Task brief: All of the data needs to be repeated exactly.
━━━ Data shown ━━━
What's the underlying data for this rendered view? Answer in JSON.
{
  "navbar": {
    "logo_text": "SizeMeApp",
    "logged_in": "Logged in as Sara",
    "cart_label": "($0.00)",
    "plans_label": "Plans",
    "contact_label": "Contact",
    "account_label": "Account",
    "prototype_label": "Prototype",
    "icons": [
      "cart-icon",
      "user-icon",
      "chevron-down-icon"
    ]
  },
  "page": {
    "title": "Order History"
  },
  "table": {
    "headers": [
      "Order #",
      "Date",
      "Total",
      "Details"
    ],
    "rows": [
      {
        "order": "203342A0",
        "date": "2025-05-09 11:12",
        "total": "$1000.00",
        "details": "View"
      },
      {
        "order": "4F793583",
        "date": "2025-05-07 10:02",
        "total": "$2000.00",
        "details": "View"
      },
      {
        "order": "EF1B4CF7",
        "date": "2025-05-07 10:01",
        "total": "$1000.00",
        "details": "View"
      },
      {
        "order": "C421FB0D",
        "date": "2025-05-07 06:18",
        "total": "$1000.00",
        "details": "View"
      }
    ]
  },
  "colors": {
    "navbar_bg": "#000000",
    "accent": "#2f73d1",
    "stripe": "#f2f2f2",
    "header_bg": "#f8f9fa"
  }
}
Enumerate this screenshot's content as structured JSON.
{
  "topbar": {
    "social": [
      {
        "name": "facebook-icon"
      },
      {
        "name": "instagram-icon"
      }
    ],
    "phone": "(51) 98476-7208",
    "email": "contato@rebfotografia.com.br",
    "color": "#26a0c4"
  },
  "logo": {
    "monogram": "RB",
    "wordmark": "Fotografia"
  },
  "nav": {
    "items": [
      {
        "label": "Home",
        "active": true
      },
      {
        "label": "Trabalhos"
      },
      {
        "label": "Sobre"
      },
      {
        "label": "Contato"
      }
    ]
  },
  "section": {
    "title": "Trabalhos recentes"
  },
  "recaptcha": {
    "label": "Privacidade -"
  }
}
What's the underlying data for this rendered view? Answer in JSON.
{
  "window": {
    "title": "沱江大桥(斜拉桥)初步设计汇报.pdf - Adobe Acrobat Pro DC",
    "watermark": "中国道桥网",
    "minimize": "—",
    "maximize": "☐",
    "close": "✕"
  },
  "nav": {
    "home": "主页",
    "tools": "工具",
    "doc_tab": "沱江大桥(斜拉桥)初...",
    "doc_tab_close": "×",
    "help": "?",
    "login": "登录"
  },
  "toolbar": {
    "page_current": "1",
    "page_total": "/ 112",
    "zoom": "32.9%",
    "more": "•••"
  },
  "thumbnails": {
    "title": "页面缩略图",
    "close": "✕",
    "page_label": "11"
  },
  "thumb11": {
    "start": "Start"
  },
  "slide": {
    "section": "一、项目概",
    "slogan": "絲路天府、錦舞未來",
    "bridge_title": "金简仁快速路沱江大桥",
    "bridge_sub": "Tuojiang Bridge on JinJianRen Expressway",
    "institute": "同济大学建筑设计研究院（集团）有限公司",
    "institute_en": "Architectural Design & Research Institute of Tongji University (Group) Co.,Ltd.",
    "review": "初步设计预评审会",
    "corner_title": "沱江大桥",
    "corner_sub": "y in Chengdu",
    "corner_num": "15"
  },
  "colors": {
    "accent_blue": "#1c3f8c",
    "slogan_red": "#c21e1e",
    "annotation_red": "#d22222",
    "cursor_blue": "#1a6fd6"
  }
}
━━━
Solution below:
What's the underlying data for this rendered view? Answer in JSON.
{
  "navbar": {
    "logo_text": "SizeMeApp",
    "logged_in": "Logged in as Sara",
    "cart_label": "($0.00)",
    "plans_label": "Plans",
    "contact_label": "Contact",
    "account_label": "Account",
    "prototype_label": "Prototype",
    "icons": [
      "cart-icon",
      "user-icon",
      "chevron-down-icon"
    ]
  },
  "page": {
    "title": "Order History"
  },
  "table": {
    "headers": [
      "Order #",
      "Date",
      "Total",
      "Details"
    ],
    "rows": [
      {
        "order": "203342A0",
        "date": "2025-05-09 11:12",
        "total": "$1000.00",
        "details": "View"
      },
      {
        "order": "4F793583",
        "date": "2025-05-07 10:02",
        "total": "$2000.00",
        "details": "View"
      },
      {
        "order": "EF1B4CF7",
        "date": "2025-05-07 10:01",
        "total": "$1000.00",
        "details": "View"
      },
      {
        "order": "C421FB0D",
        "date": "2025-05-07 06:18",
        "total": "$1000.00",
        "details": "View"
      }
    ]
  },
  "colors": {
    "navbar_bg": "#000000",
    "accent": "#2f73d1",
    "stripe": "#f2f2f2",
    "header_bg": "#f8f9fa"
  }
}
Enumerate this screenshot's content as structured JSON.
{
  "topbar": {
    "social": [
      {
        "name": "facebook-icon"
      },
      {
        "name": "instagram-icon"
      }
    ],
    "phone": "(51) 98476-7208",
    "email": "contato@rebfotografia.com.br",
    "color": "#26a0c4"
  },
  "logo": {
    "monogram": "RB",
    "wordmark": "Fotografia"
  },
  "nav": {
    "items": [
      {
        "label": "Home",
        "active": true
      },
      {
        "label": "Trabalhos"
      },
      {
        "label": "Sobre"
      },
      {
        "label": "Contato"
      }
    ]
  },
  "section": {
    "title": "Trabalhos recentes"
  },
  "recaptcha": {
    "label": "Privacidade -"
  }
}
What's the underlying data for this rendered view? Answer in JSON.
{
  "window": {
    "title": "沱江大桥(斜拉桥)初步设计汇报.pdf - Adobe Acrobat Pro DC",
    "watermark": "中国道桥网",
    "minimize": "—",
    "maximize": "☐",
    "close": "✕"
  },
  "nav": {
    "home": "主页",
    "tools": "工具",
    "doc_tab": "沱江大桥(斜拉桥)初...",
    "doc_tab_close": "×",
    "help": "?",
    "login": "登录"
  },
  "toolbar": {
    "page_current": "1",
    "page_total": "/ 112",
    "zoom": "32.9%",
    "more": "•••"
  },
  "thumbnails": {
    "title": "页面缩略图",
    "close": "✕",
    "page_label": "11"
  },
  "thumb11": {
    "start": "Start"
  },
  "slide": {
    "section": "一、项目概",
    "slogan": "絲路天府、錦舞未來",
    "bridge_title": "金简仁快速路沱江大桥",
    "bridge_sub": "Tuojiang Bridge on JinJianRen Expressway",
    "institute": "同济大学建筑设计研究院（集团）有限公司",
    "institute_en": "Architectural Design & Research Institute of Tongji University (Group) Co.,Ltd.",
    "review": "初步设计预评审会",
    "corner_title": "沱江大桥",
    "corner_sub": "y in Chengdu",
    "corner_num": "15"
  },
  "colors": {
    "accent_blue": "#1c3f8c",
    "slogan_red": "#c21e1e",
    "annotation_red": "#d22222",
    "cursor_blue": "#1a6fd6"
  }
}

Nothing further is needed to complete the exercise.